Produce a verbatim copy of the entries listed below.
══════════
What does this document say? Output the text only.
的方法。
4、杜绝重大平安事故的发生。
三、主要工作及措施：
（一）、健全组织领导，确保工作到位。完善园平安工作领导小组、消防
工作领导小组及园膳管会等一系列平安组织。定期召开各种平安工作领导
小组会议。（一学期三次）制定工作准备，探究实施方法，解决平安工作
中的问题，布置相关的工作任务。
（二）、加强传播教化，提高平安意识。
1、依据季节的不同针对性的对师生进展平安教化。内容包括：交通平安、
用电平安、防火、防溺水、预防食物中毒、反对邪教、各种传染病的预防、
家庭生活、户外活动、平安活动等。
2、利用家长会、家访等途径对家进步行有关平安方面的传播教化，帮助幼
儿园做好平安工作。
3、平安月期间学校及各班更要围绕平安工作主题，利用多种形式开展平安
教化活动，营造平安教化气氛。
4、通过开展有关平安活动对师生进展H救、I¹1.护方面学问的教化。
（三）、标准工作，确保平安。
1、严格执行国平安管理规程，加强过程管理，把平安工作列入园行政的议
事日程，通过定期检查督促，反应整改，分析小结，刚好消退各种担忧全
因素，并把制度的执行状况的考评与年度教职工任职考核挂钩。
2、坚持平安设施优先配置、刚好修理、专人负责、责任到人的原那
══════════
_PROBLEM SOLUTION_
What does this document say? Output the text only.
的方法。
4、杜绝重大平安事故的发生。
三、主要工作及措施：
（一）、健全组织领导，确保工作到位。完善园平安工作领导小组、消防
工作领导小组及园膳管会等一系列平安组织。定期召开各种平安工作领导
小组会议。（一学期三次）制定工作准备，探究实施方法，解决平安工作
中的问题，布置相关的工作任务。
（二）、加强传播教化，提高平安意识。
1、依据季节的不同针对性的对师生进展平安教化。内容包括：交通平安、
用电平安、防火、防溺水、预防食物中毒、反对邪教、各种传染病的预防、
家庭生活、户外活动、平安活动等。
2、利用家长会、家访等途径对家进步行有关平安方面的传播教化，帮助幼
儿园做好平安工作。
3、平安月期间学校及各班更要围绕平安工作主题，利用多种形式开展平安
教化活动，营造平安教化气氛。
4、通过开展有关平安活动对师生进展H救、I¹1.护方面学问的教化。
（三）、标准工作，确保平安。
1、严格执行国平安管理规程，加强过程管理，把平安工作列入园行政的议
事日程，通过定期检查督促，反应整改，分析小结，刚好消退各种担忧全
因素，并把制度的执行状况的考评与年度教职工任职考核挂钩。
2、坚持平安设施优先配置、刚好修理、专人负责、责任到人的原那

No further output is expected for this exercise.